Task instructions -> Below are some records. Pull every line that contains the word "会谨言慎行".
-------- Source material
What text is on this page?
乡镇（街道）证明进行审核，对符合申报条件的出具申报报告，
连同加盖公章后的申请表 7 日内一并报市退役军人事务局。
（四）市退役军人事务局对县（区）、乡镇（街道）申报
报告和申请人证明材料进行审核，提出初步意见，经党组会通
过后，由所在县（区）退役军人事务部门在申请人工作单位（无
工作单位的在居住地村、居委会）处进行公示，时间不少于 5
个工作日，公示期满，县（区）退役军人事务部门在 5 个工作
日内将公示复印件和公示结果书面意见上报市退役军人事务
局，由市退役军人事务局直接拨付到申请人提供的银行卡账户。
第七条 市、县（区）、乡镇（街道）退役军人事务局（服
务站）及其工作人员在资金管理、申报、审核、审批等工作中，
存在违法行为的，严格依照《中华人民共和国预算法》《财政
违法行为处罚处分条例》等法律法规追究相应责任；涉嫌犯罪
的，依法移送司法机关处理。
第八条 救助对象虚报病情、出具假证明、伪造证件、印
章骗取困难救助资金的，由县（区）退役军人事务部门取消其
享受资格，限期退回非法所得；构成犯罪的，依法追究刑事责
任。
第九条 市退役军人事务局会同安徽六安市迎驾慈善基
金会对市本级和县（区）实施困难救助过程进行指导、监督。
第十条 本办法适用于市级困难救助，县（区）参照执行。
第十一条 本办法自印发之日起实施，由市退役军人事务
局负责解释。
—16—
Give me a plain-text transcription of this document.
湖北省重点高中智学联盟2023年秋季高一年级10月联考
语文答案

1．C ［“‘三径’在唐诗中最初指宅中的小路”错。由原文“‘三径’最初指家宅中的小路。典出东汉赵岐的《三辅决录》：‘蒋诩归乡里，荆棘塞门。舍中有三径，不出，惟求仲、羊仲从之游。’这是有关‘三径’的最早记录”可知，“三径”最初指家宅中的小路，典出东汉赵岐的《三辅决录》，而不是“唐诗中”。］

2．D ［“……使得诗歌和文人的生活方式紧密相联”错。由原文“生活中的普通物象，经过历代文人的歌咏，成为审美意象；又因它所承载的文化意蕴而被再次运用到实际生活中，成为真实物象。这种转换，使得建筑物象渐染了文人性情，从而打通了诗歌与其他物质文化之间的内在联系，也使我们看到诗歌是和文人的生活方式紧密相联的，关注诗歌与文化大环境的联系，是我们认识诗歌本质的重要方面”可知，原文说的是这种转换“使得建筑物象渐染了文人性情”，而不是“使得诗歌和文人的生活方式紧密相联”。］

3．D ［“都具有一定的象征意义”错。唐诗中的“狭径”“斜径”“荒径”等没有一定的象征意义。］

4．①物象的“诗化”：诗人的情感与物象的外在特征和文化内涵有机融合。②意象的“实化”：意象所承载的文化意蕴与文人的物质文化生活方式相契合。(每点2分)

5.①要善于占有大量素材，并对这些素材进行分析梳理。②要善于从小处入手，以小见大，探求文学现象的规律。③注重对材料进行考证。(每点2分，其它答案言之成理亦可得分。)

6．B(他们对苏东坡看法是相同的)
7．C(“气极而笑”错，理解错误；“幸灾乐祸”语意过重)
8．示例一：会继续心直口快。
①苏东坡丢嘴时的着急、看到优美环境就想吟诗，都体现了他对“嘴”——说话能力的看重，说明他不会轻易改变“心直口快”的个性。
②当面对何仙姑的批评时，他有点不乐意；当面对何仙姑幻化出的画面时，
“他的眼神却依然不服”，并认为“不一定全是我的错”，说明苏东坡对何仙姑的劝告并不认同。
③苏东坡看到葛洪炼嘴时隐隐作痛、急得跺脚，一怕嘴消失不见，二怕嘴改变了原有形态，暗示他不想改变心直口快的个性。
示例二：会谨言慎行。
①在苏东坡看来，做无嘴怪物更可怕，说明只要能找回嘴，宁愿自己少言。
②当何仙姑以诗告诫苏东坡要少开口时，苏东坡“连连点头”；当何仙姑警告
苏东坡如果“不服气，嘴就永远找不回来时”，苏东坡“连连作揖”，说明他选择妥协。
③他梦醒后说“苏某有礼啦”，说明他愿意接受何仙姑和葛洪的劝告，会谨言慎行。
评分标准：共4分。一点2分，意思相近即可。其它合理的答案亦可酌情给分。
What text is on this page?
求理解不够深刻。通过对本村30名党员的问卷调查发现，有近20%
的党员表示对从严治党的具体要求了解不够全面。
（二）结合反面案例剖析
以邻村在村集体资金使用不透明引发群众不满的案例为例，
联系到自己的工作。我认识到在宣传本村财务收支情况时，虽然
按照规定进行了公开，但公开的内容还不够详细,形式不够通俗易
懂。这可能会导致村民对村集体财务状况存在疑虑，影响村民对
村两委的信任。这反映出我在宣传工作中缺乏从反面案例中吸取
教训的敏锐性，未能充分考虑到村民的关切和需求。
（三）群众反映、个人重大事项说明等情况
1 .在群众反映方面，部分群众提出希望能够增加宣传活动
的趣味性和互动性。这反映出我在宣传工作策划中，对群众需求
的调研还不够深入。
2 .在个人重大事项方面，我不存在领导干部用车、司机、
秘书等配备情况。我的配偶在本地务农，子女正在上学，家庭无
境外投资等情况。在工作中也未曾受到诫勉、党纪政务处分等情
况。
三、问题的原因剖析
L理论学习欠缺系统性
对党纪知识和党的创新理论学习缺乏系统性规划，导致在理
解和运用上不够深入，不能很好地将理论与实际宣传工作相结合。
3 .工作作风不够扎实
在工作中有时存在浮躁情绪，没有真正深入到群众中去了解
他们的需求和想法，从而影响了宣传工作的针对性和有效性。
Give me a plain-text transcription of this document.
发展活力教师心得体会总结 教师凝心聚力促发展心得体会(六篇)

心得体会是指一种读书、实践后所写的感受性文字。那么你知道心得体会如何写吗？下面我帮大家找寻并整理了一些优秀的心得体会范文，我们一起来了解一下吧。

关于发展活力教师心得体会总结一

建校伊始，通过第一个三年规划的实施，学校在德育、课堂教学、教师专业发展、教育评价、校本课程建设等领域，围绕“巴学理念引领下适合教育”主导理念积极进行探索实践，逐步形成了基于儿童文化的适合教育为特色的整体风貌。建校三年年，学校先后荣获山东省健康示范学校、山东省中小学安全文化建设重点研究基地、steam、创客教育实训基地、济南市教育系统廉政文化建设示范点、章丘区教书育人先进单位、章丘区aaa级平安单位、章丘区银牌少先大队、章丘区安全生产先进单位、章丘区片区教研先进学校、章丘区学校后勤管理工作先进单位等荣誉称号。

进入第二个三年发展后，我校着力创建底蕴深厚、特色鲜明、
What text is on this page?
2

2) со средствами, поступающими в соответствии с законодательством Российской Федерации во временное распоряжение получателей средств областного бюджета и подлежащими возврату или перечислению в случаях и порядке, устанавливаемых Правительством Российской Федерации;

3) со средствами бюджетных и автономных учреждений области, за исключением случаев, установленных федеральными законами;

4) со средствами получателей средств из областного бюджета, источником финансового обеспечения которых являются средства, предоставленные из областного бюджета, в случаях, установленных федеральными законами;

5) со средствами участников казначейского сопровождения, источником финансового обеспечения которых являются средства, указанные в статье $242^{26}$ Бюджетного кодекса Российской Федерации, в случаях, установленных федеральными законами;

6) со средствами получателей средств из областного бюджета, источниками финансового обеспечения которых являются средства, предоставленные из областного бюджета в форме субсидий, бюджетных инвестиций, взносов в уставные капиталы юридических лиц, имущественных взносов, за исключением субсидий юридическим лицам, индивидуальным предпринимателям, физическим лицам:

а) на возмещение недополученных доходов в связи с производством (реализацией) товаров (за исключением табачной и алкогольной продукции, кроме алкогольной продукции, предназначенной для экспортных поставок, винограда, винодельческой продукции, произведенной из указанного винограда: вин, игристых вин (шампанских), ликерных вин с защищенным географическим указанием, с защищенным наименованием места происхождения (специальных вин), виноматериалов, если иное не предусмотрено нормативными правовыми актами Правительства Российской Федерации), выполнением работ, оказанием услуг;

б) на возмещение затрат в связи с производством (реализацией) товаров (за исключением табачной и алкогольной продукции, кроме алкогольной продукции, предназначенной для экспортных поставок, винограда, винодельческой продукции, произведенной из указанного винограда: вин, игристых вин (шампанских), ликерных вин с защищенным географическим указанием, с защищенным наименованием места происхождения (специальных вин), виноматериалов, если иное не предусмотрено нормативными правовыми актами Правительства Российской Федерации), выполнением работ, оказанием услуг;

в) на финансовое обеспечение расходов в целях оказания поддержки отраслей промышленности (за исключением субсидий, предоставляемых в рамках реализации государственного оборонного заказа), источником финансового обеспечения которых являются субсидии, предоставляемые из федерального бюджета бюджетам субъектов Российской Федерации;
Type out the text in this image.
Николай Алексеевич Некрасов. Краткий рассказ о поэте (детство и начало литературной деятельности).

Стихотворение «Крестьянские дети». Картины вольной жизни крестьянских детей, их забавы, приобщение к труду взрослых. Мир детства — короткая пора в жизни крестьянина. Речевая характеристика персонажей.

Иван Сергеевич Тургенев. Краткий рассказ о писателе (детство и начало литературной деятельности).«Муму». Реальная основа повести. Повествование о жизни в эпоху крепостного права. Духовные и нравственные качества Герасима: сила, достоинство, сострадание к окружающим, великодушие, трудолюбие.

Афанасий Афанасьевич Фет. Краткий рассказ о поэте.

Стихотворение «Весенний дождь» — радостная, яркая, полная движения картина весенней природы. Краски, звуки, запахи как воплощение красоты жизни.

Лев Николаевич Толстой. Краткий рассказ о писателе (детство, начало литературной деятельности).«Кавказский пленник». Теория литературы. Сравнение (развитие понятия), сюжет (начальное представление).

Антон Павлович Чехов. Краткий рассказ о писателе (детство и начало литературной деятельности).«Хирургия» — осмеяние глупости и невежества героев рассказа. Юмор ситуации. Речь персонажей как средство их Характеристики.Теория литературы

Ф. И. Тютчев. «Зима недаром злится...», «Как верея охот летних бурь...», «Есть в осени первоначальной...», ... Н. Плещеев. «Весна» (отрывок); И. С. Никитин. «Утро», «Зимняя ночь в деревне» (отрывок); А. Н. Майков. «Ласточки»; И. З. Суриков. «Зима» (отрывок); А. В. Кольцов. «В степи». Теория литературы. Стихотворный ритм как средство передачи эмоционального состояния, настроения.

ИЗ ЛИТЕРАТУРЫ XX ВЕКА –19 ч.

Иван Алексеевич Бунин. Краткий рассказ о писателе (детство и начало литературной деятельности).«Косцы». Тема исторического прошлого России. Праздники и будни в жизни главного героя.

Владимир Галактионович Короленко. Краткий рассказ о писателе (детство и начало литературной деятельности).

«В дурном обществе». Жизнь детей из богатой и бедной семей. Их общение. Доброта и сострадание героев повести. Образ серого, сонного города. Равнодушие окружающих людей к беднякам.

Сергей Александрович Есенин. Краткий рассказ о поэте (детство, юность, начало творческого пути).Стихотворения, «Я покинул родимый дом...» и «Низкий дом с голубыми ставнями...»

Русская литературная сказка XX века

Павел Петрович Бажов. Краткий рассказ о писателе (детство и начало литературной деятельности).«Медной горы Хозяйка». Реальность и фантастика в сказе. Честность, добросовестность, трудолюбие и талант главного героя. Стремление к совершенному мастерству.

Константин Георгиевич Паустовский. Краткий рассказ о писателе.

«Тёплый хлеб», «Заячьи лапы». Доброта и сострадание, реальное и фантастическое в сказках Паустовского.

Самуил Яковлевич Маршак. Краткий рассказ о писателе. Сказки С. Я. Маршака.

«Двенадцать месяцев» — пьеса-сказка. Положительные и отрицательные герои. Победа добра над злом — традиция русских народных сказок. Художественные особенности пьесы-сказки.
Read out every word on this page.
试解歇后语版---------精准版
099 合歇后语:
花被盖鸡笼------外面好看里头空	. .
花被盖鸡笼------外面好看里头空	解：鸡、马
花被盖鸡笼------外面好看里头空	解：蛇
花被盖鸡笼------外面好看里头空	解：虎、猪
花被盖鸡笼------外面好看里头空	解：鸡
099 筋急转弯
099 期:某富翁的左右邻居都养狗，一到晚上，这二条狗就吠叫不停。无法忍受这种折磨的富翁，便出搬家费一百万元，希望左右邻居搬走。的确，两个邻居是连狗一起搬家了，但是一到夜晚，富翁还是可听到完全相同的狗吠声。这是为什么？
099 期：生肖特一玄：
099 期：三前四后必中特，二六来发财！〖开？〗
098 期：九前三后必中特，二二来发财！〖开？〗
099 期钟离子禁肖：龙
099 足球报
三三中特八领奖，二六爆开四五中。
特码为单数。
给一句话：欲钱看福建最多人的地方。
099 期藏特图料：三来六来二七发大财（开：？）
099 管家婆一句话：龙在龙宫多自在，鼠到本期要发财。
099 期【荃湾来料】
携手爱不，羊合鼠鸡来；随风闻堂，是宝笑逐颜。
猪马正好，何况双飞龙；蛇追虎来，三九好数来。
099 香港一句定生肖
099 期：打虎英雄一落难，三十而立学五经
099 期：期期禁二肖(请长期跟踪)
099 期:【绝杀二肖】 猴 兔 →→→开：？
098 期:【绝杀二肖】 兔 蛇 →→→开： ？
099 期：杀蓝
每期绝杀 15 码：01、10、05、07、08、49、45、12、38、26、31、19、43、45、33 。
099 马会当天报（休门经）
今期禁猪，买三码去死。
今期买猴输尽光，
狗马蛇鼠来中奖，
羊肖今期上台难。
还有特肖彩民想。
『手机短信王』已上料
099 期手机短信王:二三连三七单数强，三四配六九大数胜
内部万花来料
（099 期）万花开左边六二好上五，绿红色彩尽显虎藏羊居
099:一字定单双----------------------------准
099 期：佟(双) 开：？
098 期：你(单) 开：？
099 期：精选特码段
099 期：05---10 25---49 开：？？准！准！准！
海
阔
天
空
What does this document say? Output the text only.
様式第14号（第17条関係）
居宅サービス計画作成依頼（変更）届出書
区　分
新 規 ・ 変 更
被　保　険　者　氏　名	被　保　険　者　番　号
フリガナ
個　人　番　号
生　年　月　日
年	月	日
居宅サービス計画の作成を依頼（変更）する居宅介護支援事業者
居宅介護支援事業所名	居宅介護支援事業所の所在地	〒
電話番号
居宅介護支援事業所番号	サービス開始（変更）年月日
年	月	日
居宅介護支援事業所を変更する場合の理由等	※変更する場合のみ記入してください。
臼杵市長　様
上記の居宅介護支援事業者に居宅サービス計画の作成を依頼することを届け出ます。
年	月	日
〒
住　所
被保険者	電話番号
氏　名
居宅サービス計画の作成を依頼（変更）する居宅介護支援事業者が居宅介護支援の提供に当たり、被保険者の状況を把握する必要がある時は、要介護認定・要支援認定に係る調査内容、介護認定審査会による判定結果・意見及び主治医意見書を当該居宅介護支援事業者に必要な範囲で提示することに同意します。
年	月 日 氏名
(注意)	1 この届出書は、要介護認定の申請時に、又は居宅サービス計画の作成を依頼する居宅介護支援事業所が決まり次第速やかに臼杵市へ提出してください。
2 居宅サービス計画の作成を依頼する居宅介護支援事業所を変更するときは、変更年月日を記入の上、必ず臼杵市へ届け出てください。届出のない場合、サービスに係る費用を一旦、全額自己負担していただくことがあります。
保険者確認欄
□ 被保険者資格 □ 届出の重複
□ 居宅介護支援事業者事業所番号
----------------
Task answer ->
示例二：会谨言慎行。
③他梦醒后说“苏某有礼啦”，说明他愿意接受何仙姑和葛洪的劝告，会谨言慎行。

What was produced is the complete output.